* [WORK TO BE COMPLETED]:
Transcribe the records that follow exactly. Skip the pictures.
## Start EXTRACTED DATA
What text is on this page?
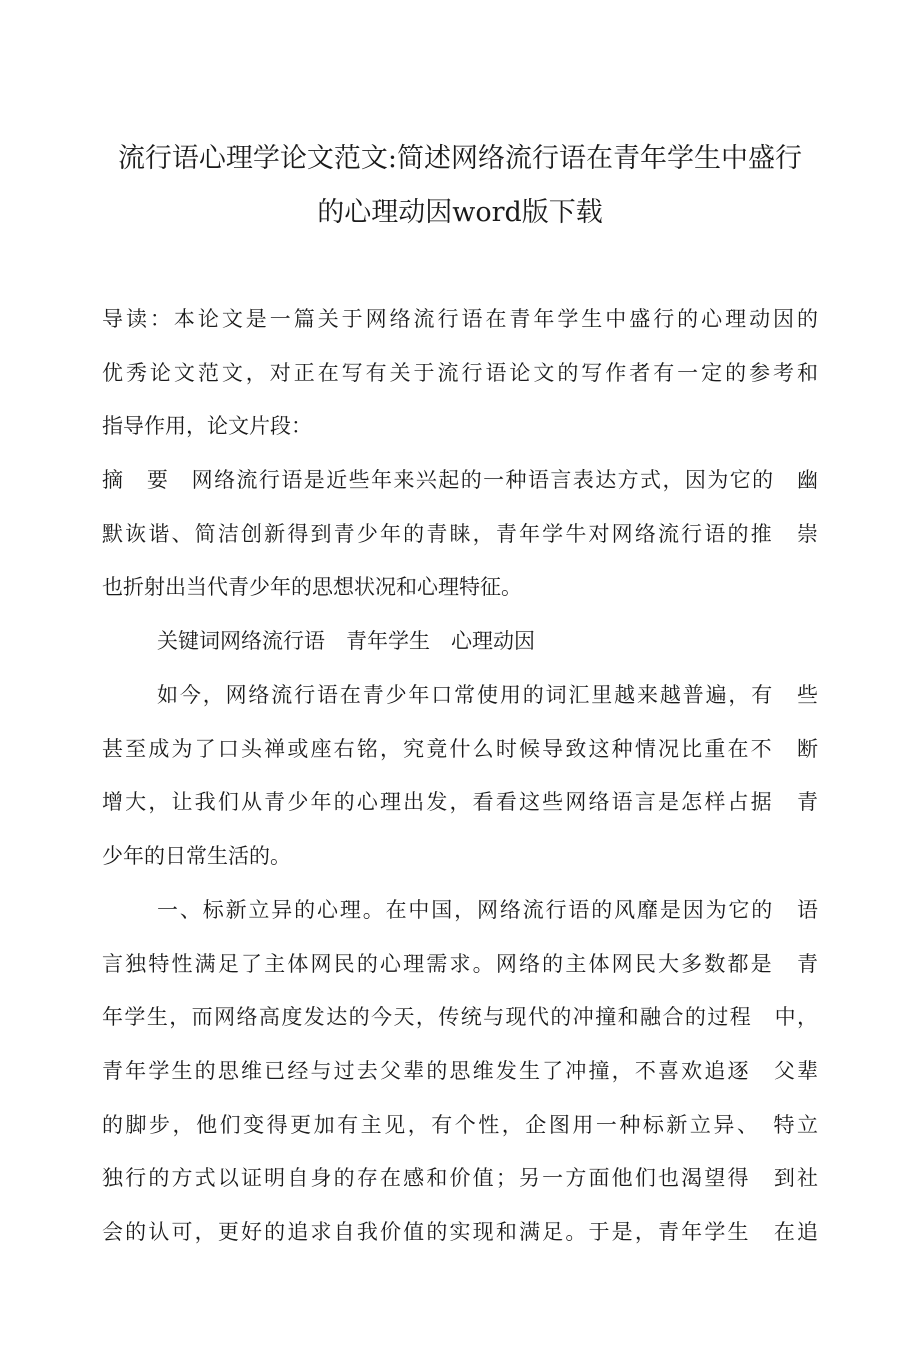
流行语心理学论文范文:简述网络流行语在青年学生中盛行
的心理动因word版下载
导读：本论文是一篇关于网络流行语在青年学生中盛行的心理动因的
优秀论文范文，对正在写有关于流行语论文的写作者有一定的参考和
指导作用，论文片段：
摘　要　网络流行语是近些年来兴起的一种语言表达方式，因为它的　幽
默诙谐、简洁创新得到青少年的青睐，青年学牛对网络流行语的推　崇
也折射出当代青少年的思想状况和心理特征。
关键词网络流行语　青年学生　心理动因
如今，网络流行语在青少年口常使用的词汇里越来越普遍，有　些
甚至成为了口头禅或座右铭，究竟什么时候导致这种情况比重在不　断
增大，让我们从青少年的心理出发，看看这些网络语言是怎样占据　青
少年的日常生活的。
一、标新立异的心理。在中国，网络流行语的风靡是因为它的　语
言独特性满足了主体网民的心理需求。网络的主体网民大多数都是　青
年学生，而网络高度发达的今天，传统与现代的冲撞和融合的过程　中，
青年学生的思维已经与过去父辈的思维发生了冲撞，不喜欢追逐　父辈
的脚步，他们变得更加有主见，有个性，企图用一种标新立异、　特立
独行的方式以证明自身的存在感和价值；另一方面他们也渴望得　到社
会的认可，更好的追求自我价值的实现和满足。于是，青年学生　在追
## End EXTRACTED DATA
* [EXERCISE RESPONSE]:
What text is on this page?
流行语心理学论文范文:简述网络流行语在青年学生中盛行
的心理动因word版下载
导读：本论文是一篇关于网络流行语在青年学生中盛行的心理动因的
优秀论文范文，对正在写有关于流行语论文的写作者有一定的参考和
指导作用，论文片段：
摘　要　网络流行语是近些年来兴起的一种语言表达方式，因为它的　幽
默诙谐、简洁创新得到青少年的青睐，青年学牛对网络流行语的推　崇
也折射出当代青少年的思想状况和心理特征。
关键词网络流行语　青年学生　心理动因
如今，网络流行语在青少年口常使用的词汇里越来越普遍，有　些
甚至成为了口头禅或座右铭，究竟什么时候导致这种情况比重在不　断
增大，让我们从青少年的心理出发，看看这些网络语言是怎样占据　青
少年的日常生活的。
一、标新立异的心理。在中国，网络流行语的风靡是因为它的　语
言独特性满足了主体网民的心理需求。网络的主体网民大多数都是　青
年学生，而网络高度发达的今天，传统与现代的冲撞和融合的过程　中，
青年学生的思维已经与过去父辈的思维发生了冲撞，不喜欢追逐　父辈
的脚步，他们变得更加有主见，有个性，企图用一种标新立异、　特立
独行的方式以证明自身的存在感和价值；另一方面他们也渴望得　到社
会的认可，更好的追求自我价值的实现和满足。于是，青年学生　在追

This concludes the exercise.